>> begin SOURCE RECORDS

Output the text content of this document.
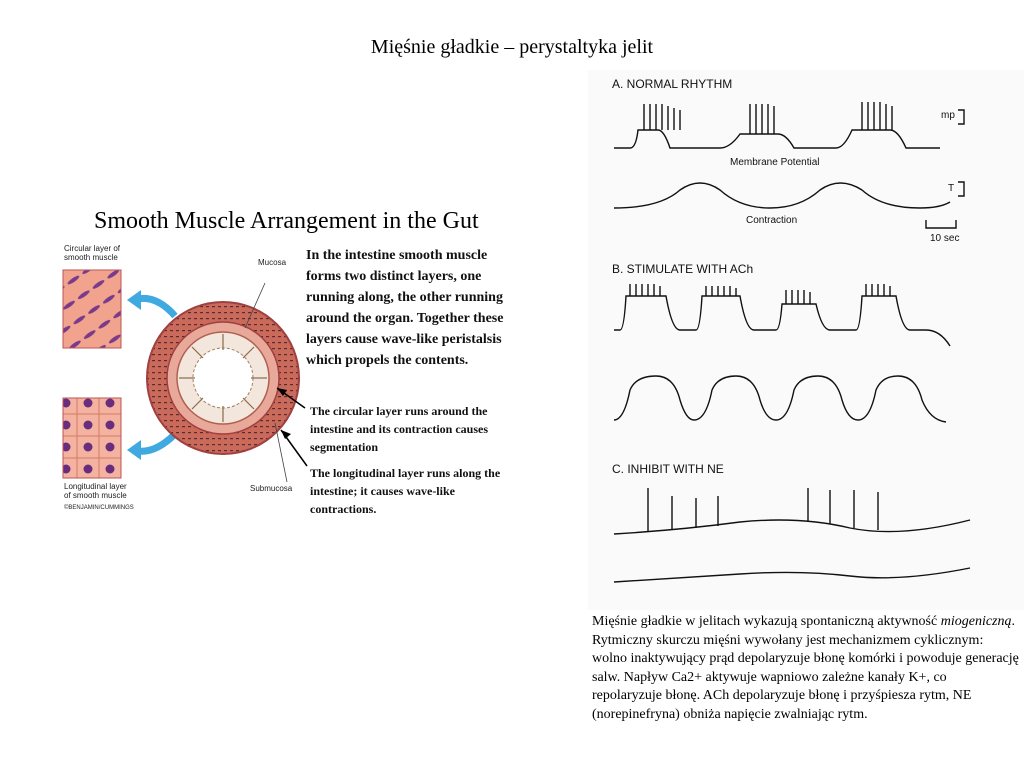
Mięśnie gładkie – perystaltyka jelit
Smooth Muscle Arrangement in the Gut
Circular layer of smooth muscle
Longitudinal layer of smooth muscle
©BENJAMIN/CUMMINGS
Mucosa
Submucosa
In the intestine smooth muscle forms two distinct layers, one running along, the other running around the organ. Together these layers cause wave-like peristalsis which propels the contents.
The circular layer runs around the intestine and its contraction causes segmentation
The longitudinal layer runs along the intestine; it causes wave-like contractions.
A. NORMAL RHYTHM
B. STIMULATE WITH ACh
C. INHIBIT WITH NE
mp
T
Membrane Potential
Contraction
10 sec
Mięśnie gładkie w jelitach wykazują spontaniczną aktywność miogeniczną. Rytmiczny skurczu mięśni wywołany jest mechanizmem cyklicznym: wolno inaktywujący prąd depolaryzuje błonę komórki i powoduje generację salw. Napływ Ca2+ aktywuje wapniowo zależne kanały K+, co repolaryzuje błonę. ACh depolaryzuje błonę i przyśpiesza rytm, NE (norepinefryna) obniża napięcie zwalniając rytm.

>> end SOURCE RECORDS

Search the records for the word "intestine" and copy every line where it occurs.

In the intestine smooth muscle forms two distinct layers, one running along, the other running around the organ. Together these layers cause wave-like peristalsis which propels the contents.
The circular layer runs around the intestine and its contraction causes segmentation
The longitudinal layer runs along the intestine; it causes wave-like contractions.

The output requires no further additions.